__Problem requirements__.
Transcribe all of the material exactly, except for its pictures.

Start of Records for processing

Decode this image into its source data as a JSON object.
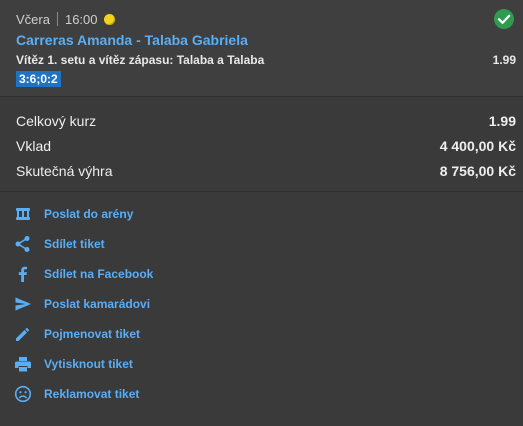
{
  "bet": {
    "day": "Včera",
    "time": "16:00",
    "match": "Carreras Amanda - Talaba Gabriela",
    "description": "Vítěz 1. setu a vítěz zápasu: Talaba a Talaba",
    "odds": "1.99",
    "result": "3:6;0:2",
    "status_color": "#2e9b4e"
  },
  "summary": {
    "total_odds_label": "Celkový kurz",
    "total_odds_value": "1.99",
    "stake_label": "Vklad",
    "stake_value": "4 400,00 Kč",
    "win_label": "Skutečná výhra",
    "win_value": "8 756,00 Kč"
  },
  "actions": [
    {
      "label": "Poslat do arény",
      "icon": "arena-icon"
    },
    {
      "label": "Sdílet tiket",
      "icon": "share-icon"
    },
    {
      "label": "Sdílet na Facebook",
      "icon": "facebook-icon"
    },
    {
      "label": "Poslat kamarádovi",
      "icon": "send-icon"
    },
    {
      "label": "Pojmenovat tiket",
      "icon": "pencil-icon"
    },
    {
      "label": "Vytisknout tiket",
      "icon": "printer-icon"
    },
    {
      "label": "Reklamovat tiket",
      "icon": "sad-face-icon"
    }
  ],
  "colors": {
    "accent": "#5aaef5",
    "badge": "#1f73c4",
    "background": "#3a3a3a"
  }
}
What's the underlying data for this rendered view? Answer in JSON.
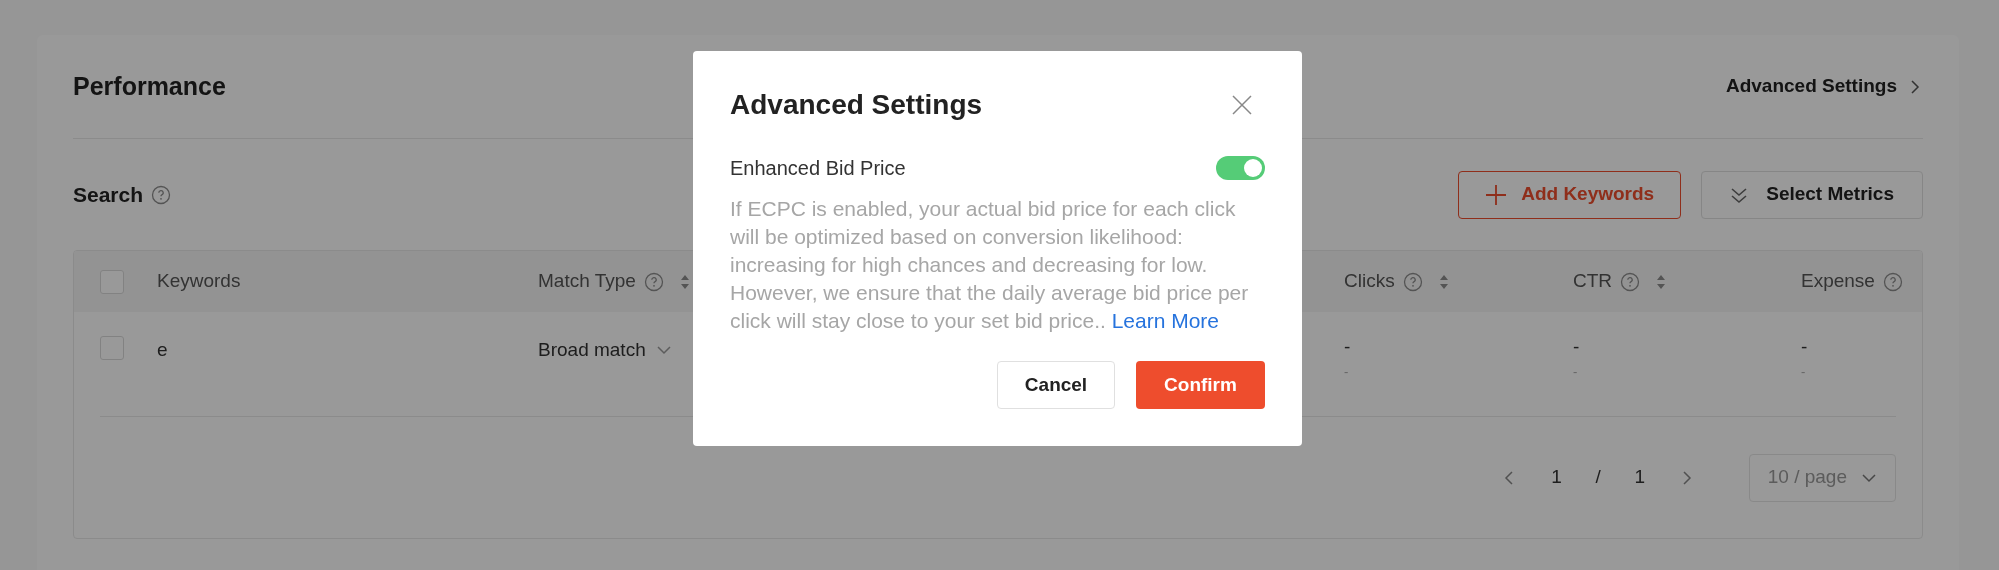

End of Records for processing

__Exercise response__.
Decode this image into its source data as a JSON object.
{
  "bet": {
    "day": "Včera",
    "time": "16:00",
    "match": "Carreras Amanda - Talaba Gabriela",
    "description": "Vítěz 1. setu a vítěz zápasu: Talaba a Talaba",
    "odds": "1.99",
    "result": "3:6;0:2",
    "status_color": "#2e9b4e"
  },
  "summary": {
    "total_odds_label": "Celkový kurz",
    "total_odds_value": "1.99",
    "stake_label": "Vklad",
    "stake_value": "4 400,00 Kč",
    "win_label": "Skutečná výhra",
    "win_value": "8 756,00 Kč"
  },
  "actions": [
    {
      "label": "Poslat do arény",
      "icon": "arena-icon"
    },
    {
      "label": "Sdílet tiket",
      "icon": "share-icon"
    },
    {
      "label": "Sdílet na Facebook",
      "icon": "facebook-icon"
    },
    {
      "label": "Poslat kamarádovi",
      "icon": "send-icon"
    },
    {
      "label": "Pojmenovat tiket",
      "icon": "pencil-icon"
    },
    {
      "label": "Vytisknout tiket",
      "icon": "printer-icon"
    },
    {
      "label": "Reklamovat tiket",
      "icon": "sad-face-icon"
    }
  ],
  "colors": {
    "accent": "#5aaef5",
    "badge": "#1f73c4",
    "background": "#3a3a3a"
  }
}
What's the underlying data for this rendered view? Answer in JSON.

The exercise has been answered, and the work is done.